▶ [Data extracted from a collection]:
## Start

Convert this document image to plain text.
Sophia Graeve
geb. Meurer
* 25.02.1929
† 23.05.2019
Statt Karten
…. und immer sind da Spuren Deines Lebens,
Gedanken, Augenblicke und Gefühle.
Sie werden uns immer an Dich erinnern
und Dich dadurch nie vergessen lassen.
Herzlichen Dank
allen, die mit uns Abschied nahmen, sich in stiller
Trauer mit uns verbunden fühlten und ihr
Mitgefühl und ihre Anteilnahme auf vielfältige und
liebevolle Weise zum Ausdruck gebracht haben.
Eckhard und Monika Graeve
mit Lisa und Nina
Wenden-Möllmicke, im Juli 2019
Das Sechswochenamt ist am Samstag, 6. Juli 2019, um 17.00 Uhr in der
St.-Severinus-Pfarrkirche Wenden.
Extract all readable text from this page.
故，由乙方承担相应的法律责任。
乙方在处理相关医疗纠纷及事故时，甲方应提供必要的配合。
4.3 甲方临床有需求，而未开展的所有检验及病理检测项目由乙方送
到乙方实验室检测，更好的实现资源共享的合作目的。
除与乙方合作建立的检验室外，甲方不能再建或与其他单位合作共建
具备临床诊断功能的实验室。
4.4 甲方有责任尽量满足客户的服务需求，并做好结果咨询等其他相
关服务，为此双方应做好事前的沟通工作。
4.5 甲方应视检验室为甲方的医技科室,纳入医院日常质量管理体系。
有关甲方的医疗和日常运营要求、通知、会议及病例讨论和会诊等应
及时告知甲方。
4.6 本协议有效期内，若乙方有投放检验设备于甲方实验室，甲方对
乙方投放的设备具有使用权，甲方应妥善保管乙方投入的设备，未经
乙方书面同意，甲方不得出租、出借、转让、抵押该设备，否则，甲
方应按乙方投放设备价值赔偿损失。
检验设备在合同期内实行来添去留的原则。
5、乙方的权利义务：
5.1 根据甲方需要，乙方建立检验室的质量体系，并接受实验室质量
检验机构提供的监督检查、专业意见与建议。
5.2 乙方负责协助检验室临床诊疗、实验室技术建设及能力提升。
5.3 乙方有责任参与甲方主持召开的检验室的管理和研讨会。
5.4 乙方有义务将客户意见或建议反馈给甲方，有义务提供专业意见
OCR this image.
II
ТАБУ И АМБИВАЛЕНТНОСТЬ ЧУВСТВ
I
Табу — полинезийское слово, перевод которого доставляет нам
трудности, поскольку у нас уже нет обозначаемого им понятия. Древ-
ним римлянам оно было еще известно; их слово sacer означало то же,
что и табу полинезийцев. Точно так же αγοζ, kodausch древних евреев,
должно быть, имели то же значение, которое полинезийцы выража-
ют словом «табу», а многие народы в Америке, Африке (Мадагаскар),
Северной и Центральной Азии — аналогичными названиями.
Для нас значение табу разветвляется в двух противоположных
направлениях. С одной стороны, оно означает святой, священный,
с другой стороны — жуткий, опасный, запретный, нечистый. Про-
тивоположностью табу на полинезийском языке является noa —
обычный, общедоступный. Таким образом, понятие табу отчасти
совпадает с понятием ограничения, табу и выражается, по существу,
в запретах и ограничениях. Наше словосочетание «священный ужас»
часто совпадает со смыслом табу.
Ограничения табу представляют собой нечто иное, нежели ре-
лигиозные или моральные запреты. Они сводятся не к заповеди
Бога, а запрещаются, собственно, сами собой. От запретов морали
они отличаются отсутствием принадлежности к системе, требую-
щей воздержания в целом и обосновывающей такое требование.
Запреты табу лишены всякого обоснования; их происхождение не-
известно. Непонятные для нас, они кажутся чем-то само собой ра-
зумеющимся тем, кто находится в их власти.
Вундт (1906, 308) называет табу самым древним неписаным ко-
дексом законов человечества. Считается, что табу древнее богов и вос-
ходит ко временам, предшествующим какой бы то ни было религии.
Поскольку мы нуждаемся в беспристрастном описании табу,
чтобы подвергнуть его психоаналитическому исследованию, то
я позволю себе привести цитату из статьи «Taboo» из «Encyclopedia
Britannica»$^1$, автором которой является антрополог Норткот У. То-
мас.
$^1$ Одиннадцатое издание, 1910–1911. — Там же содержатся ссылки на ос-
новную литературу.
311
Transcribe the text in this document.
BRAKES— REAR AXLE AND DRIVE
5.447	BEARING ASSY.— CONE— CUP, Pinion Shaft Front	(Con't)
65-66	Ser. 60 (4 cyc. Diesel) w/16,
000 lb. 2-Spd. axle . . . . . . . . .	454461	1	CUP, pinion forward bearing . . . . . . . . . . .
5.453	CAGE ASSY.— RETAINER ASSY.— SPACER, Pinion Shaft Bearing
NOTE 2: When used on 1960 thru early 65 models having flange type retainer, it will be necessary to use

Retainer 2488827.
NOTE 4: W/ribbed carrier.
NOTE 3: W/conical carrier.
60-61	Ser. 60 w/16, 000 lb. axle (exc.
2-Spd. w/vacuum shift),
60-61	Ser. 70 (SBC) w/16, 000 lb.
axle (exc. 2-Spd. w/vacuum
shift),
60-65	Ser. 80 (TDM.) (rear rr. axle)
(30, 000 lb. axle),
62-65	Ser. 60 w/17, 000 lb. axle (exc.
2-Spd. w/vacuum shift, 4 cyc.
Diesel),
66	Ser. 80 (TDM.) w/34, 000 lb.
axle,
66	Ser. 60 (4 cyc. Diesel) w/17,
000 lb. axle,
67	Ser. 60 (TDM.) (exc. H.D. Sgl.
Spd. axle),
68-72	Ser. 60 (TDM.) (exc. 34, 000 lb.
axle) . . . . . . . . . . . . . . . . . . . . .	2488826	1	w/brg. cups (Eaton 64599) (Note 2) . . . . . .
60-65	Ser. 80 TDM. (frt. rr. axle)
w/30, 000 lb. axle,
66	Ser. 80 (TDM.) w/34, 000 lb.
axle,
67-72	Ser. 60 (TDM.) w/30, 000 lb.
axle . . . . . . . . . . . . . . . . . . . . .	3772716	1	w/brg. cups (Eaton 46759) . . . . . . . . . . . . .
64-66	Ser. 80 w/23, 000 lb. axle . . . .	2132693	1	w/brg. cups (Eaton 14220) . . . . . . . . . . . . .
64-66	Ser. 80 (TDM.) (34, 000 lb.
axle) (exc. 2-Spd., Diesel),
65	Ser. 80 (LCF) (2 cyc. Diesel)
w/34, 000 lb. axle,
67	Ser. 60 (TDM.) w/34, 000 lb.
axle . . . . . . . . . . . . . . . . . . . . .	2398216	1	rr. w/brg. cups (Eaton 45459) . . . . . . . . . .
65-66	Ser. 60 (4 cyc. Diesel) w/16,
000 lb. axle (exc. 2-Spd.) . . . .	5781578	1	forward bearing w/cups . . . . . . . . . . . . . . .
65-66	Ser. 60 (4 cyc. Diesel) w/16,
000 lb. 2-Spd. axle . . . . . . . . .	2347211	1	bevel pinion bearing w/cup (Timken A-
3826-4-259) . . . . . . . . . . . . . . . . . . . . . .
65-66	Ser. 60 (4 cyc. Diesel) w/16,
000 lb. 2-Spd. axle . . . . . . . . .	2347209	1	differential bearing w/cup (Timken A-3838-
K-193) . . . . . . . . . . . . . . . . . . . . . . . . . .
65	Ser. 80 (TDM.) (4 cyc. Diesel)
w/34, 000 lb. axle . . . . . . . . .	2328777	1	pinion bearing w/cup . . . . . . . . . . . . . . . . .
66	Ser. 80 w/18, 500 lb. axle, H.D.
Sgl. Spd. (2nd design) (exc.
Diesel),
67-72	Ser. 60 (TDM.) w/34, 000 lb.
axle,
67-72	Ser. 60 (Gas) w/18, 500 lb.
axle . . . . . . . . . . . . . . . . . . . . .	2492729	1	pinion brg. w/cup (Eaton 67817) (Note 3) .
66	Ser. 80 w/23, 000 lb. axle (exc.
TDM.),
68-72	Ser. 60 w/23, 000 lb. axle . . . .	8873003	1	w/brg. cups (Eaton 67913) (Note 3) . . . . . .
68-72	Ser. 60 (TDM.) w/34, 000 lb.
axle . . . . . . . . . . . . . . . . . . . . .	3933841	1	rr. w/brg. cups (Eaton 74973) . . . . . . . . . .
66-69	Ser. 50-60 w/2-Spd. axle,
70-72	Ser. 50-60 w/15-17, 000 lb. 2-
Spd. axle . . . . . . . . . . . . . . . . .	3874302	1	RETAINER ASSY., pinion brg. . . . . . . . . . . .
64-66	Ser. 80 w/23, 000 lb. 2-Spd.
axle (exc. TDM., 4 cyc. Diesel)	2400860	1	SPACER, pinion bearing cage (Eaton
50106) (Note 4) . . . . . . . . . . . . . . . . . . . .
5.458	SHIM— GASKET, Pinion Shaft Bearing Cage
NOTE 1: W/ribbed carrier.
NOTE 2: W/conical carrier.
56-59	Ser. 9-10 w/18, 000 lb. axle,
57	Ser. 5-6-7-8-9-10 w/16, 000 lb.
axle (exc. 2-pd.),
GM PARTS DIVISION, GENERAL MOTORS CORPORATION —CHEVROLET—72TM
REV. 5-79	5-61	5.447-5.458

## End

▶ [DO THIS]: Go through the records and show every line with the string "image" in it.

▶ [THE ANSWER]:
Convert this document image to plain text.
OCR this image.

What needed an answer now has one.